--- Supplied information ---

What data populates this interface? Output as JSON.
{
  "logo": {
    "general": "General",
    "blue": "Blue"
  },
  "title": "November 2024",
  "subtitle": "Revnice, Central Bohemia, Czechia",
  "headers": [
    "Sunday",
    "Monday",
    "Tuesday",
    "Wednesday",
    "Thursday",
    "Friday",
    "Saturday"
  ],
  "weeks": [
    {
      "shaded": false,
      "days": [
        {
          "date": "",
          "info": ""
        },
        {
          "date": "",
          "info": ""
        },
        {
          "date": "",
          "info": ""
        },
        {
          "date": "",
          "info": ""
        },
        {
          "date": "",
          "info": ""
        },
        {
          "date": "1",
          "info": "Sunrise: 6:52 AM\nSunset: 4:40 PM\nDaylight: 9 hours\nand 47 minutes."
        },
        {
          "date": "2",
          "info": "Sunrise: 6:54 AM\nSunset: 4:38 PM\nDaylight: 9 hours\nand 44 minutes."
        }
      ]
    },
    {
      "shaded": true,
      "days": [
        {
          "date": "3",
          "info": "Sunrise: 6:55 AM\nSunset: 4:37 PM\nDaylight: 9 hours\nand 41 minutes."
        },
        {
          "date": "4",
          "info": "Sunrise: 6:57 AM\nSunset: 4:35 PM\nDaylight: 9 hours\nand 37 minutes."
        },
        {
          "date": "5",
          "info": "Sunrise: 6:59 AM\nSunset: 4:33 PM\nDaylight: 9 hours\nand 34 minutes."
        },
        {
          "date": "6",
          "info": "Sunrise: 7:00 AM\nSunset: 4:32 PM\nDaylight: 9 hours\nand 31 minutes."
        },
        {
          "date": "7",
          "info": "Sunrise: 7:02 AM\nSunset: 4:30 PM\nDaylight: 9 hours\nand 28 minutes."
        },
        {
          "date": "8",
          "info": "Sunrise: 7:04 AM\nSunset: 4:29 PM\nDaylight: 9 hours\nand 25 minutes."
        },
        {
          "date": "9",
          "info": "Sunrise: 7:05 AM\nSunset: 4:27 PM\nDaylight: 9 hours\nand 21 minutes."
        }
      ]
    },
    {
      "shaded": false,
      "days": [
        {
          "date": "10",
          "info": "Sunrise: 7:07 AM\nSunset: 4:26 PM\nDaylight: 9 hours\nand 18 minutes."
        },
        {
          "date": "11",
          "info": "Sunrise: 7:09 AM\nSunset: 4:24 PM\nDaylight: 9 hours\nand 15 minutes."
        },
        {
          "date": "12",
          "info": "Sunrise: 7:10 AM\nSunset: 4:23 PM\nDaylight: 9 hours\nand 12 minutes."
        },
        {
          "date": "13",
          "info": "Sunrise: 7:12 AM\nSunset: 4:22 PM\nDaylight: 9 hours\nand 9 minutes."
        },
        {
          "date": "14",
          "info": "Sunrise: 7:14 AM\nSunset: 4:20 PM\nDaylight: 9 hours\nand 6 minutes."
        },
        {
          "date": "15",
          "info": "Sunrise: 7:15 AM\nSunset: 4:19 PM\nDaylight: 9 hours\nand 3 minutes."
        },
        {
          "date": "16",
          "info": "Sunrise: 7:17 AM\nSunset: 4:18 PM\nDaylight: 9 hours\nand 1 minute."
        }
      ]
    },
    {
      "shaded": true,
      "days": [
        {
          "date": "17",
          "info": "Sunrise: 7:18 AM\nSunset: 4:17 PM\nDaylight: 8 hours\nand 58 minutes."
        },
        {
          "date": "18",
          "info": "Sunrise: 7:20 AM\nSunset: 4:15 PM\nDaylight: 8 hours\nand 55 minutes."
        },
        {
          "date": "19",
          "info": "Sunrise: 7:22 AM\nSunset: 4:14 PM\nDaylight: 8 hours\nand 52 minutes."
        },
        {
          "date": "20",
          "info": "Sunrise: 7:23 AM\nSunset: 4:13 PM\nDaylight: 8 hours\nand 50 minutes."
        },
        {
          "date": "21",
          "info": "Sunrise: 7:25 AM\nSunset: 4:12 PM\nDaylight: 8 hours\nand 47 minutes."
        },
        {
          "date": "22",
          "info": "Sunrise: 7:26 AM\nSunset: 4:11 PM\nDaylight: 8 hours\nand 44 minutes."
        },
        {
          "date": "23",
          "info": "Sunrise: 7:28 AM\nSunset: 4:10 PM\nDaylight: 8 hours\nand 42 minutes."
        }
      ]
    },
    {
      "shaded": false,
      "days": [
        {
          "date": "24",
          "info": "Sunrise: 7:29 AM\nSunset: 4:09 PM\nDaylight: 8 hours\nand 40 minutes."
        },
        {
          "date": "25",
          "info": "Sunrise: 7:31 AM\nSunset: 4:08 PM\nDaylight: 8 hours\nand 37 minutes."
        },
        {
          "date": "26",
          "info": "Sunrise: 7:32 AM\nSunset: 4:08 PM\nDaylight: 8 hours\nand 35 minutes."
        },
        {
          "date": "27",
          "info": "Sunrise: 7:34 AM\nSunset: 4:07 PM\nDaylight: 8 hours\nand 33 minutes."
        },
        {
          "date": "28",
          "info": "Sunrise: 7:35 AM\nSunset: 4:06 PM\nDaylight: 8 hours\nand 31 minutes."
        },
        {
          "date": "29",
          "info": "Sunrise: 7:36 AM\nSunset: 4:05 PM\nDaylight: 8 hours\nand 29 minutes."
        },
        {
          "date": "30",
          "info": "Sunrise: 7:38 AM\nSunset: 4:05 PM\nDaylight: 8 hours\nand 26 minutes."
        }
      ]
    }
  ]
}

---

▶ _What the exercise asks_
Reproduce all of the records exactly.

▶ _Solved exercise_
What data populates this interface? Output as JSON.
{
  "logo": {
    "general": "General",
    "blue": "Blue"
  },
  "title": "November 2024",
  "subtitle": "Revnice, Central Bohemia, Czechia",
  "headers": [
    "Sunday",
    "Monday",
    "Tuesday",
    "Wednesday",
    "Thursday",
    "Friday",
    "Saturday"
  ],
  "weeks": [
    {
      "shaded": false,
      "days": [
        {
          "date": "",
          "info": ""
        },
        {
          "date": "",
          "info": ""
        },
        {
          "date": "",
          "info": ""
        },
        {
          "date": "",
          "info": ""
        },
        {
          "date": "",
          "info": ""
        },
        {
          "date": "1",
          "info": "Sunrise: 6:52 AM\nSunset: 4:40 PM\nDaylight: 9 hours\nand 47 minutes."
        },
        {
          "date": "2",
          "info": "Sunrise: 6:54 AM\nSunset: 4:38 PM\nDaylight: 9 hours\nand 44 minutes."
        }
      ]
    },
    {
      "shaded": true,
      "days": [
        {
          "date": "3",
          "info": "Sunrise: 6:55 AM\nSunset: 4:37 PM\nDaylight: 9 hours\nand 41 minutes."
        },
        {
          "date": "4",
          "info": "Sunrise: 6:57 AM\nSunset: 4:35 PM\nDaylight: 9 hours\nand 37 minutes."
        },
        {
          "date": "5",
          "info": "Sunrise: 6:59 AM\nSunset: 4:33 PM\nDaylight: 9 hours\nand 34 minutes."
        },
        {
          "date": "6",
          "info": "Sunrise: 7:00 AM\nSunset: 4:32 PM\nDaylight: 9 hours\nand 31 minutes."
        },
        {
          "date": "7",
          "info": "Sunrise: 7:02 AM\nSunset: 4:30 PM\nDaylight: 9 hours\nand 28 minutes."
        },
        {
          "date": "8",
          "info": "Sunrise: 7:04 AM\nSunset: 4:29 PM\nDaylight: 9 hours\nand 25 minutes."
        },
        {
          "date": "9",
          "info": "Sunrise: 7:05 AM\nSunset: 4:27 PM\nDaylight: 9 hours\nand 21 minutes."
        }
      ]
    },
    {
      "shaded": false,
      "days": [
        {
          "date": "10",
          "info": "Sunrise: 7:07 AM\nSunset: 4:26 PM\nDaylight: 9 hours\nand 18 minutes."
        },
        {
          "date": "11",
          "info": "Sunrise: 7:09 AM\nSunset: 4:24 PM\nDaylight: 9 hours\nand 15 minutes."
        },
        {
          "date": "12",
          "info": "Sunrise: 7:10 AM\nSunset: 4:23 PM\nDaylight: 9 hours\nand 12 minutes."
        },
        {
          "date": "13",
          "info": "Sunrise: 7:12 AM\nSunset: 4:22 PM\nDaylight: 9 hours\nand 9 minutes."
        },
        {
          "date": "14",
          "info": "Sunrise: 7:14 AM\nSunset: 4:20 PM\nDaylight: 9 hours\nand 6 minutes."
        },
        {
          "date": "15",
          "info": "Sunrise: 7:15 AM\nSunset: 4:19 PM\nDaylight: 9 hours\nand 3 minutes."
        },
        {
          "date": "16",
          "info": "Sunrise: 7:17 AM\nSunset: 4:18 PM\nDaylight: 9 hours\nand 1 minute."
        }
      ]
    },
    {
      "shaded": true,
      "days": [
        {
          "date": "17",
          "info": "Sunrise: 7:18 AM\nSunset: 4:17 PM\nDaylight: 8 hours\nand 58 minutes."
        },
        {
          "date": "18",
          "info": "Sunrise: 7:20 AM\nSunset: 4:15 PM\nDaylight: 8 hours\nand 55 minutes."
        },
        {
          "date": "19",
          "info": "Sunrise: 7:22 AM\nSunset: 4:14 PM\nDaylight: 8 hours\nand 52 minutes."
        },
        {
          "date": "20",
          "info": "Sunrise: 7:23 AM\nSunset: 4:13 PM\nDaylight: 8 hours\nand 50 minutes."
        },
        {
          "date": "21",
          "info": "Sunrise: 7:25 AM\nSunset: 4:12 PM\nDaylight: 8 hours\nand 47 minutes."
        },
        {
          "date": "22",
          "info": "Sunrise: 7:26 AM\nSunset: 4:11 PM\nDaylight: 8 hours\nand 44 minutes."
        },
        {
          "date": "23",
          "info": "Sunrise: 7:28 AM\nSunset: 4:10 PM\nDaylight: 8 hours\nand 42 minutes."
        }
      ]
    },
    {
      "shaded": false,
      "days": [
        {
          "date": "24",
          "info": "Sunrise: 7:29 AM\nSunset: 4:09 PM\nDaylight: 8 hours\nand 40 minutes."
        },
        {
          "date": "25",
          "info": "Sunrise: 7:31 AM\nSunset: 4:08 PM\nDaylight: 8 hours\nand 37 minutes."
        },
        {
          "date": "26",
          "info": "Sunrise: 7:32 AM\nSunset: 4:08 PM\nDaylight: 8 hours\nand 35 minutes."
        },
        {
          "date": "27",
          "info": "Sunrise: 7:34 AM\nSunset: 4:07 PM\nDaylight: 8 hours\nand 33 minutes."
        },
        {
          "date": "28",
          "info": "Sunrise: 7:35 AM\nSunset: 4:06 PM\nDaylight: 8 hours\nand 31 minutes."
        },
        {
          "date": "29",
          "info": "Sunrise: 7:36 AM\nSunset: 4:05 PM\nDaylight: 8 hours\nand 29 minutes."
        },
        {
          "date": "30",
          "info": "Sunrise: 7:38 AM\nSunset: 4:05 PM\nDaylight: 8 hours\nand 26 minutes."
        }
      ]
    }
  ]
}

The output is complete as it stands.